Task statement: Scan the material below for the string "Гражданское", and copy every line where it shows up.

>> BEGIN

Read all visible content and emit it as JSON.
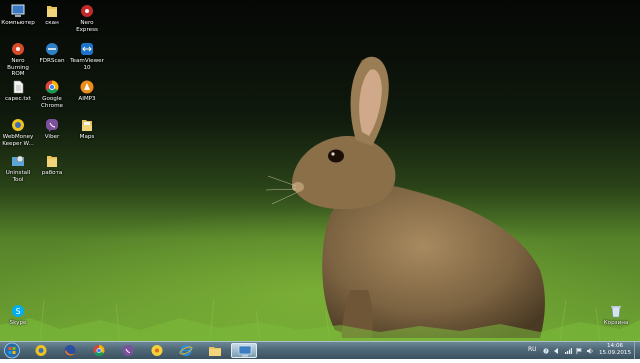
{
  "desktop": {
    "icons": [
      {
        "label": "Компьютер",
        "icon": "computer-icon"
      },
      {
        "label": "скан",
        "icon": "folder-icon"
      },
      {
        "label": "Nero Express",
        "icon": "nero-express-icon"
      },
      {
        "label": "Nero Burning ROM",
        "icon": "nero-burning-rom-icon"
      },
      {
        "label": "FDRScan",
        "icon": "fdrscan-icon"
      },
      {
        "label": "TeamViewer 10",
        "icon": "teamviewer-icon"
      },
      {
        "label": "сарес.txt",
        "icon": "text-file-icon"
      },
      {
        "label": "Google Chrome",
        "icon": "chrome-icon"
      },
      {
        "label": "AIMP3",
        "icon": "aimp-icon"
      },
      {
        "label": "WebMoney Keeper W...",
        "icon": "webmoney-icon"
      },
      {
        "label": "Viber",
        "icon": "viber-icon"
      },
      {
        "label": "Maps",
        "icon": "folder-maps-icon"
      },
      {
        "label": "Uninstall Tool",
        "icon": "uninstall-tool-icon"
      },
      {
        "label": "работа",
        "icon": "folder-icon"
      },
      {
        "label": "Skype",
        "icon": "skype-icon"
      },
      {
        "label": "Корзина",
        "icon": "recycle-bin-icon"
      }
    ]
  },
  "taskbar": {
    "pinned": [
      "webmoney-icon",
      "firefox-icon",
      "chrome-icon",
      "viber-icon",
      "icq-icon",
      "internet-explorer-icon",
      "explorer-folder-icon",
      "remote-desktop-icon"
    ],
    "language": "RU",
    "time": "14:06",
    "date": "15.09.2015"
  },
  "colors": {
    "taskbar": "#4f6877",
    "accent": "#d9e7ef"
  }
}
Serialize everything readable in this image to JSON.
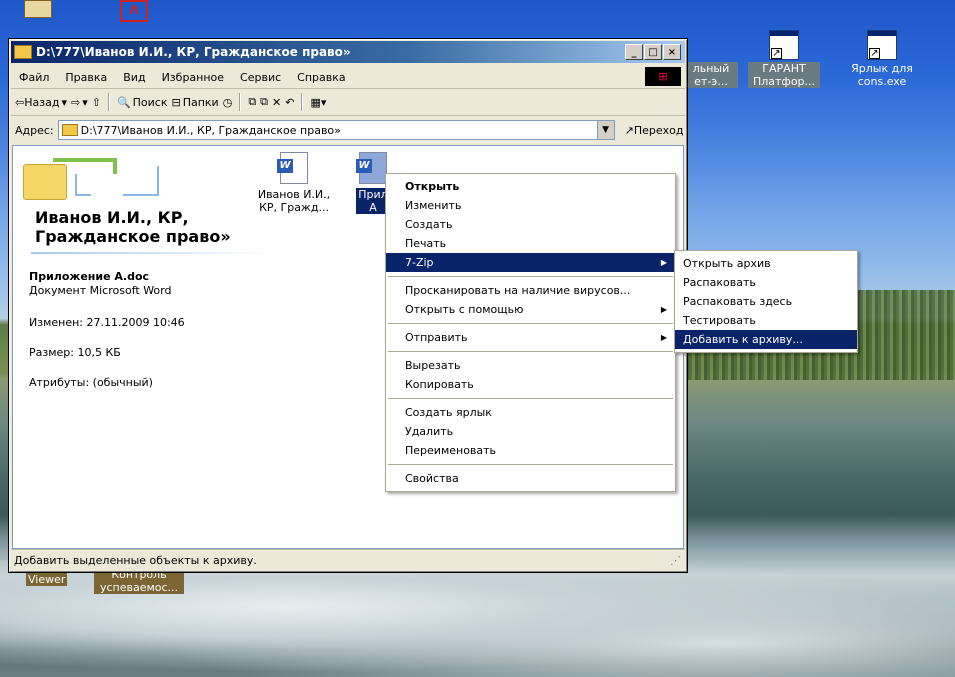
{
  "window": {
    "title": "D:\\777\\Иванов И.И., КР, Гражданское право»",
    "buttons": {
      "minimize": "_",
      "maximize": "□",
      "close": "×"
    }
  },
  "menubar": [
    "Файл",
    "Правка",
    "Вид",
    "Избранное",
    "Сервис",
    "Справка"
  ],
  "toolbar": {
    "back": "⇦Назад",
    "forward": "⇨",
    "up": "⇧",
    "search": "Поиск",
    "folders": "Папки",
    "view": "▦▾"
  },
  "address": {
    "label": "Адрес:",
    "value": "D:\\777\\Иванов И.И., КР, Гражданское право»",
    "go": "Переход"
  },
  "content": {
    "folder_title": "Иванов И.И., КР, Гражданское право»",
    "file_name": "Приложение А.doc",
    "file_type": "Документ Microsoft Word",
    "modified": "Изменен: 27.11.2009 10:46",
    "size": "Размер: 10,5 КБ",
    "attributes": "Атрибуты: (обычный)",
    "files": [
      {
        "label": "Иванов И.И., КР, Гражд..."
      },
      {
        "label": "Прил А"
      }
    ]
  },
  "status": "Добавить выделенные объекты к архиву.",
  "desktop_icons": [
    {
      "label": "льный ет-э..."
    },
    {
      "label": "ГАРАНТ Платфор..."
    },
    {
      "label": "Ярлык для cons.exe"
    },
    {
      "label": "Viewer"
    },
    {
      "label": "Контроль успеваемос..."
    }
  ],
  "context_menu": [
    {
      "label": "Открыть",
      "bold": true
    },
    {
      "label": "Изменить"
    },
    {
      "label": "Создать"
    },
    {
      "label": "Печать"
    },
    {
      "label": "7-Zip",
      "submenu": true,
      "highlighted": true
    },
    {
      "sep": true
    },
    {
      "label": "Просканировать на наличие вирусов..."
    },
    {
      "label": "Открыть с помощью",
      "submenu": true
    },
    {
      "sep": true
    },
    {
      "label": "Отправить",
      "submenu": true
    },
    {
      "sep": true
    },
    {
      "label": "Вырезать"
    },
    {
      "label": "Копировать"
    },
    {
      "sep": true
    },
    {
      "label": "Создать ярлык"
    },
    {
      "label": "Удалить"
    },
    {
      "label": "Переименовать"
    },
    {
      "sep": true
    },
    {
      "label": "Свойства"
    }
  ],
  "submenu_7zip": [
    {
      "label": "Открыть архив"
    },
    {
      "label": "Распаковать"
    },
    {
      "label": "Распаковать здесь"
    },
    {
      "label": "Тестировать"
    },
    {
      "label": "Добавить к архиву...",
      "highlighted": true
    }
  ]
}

>> END

Solution to this exercise:
    "title": "D:\\777\\Иванов И.И., КР, Гражданское право»",
    "value": "D:\\777\\Иванов И.И., КР, Гражданское право»",
    "folder_title": "Иванов И.И., КР, Гражданское право»",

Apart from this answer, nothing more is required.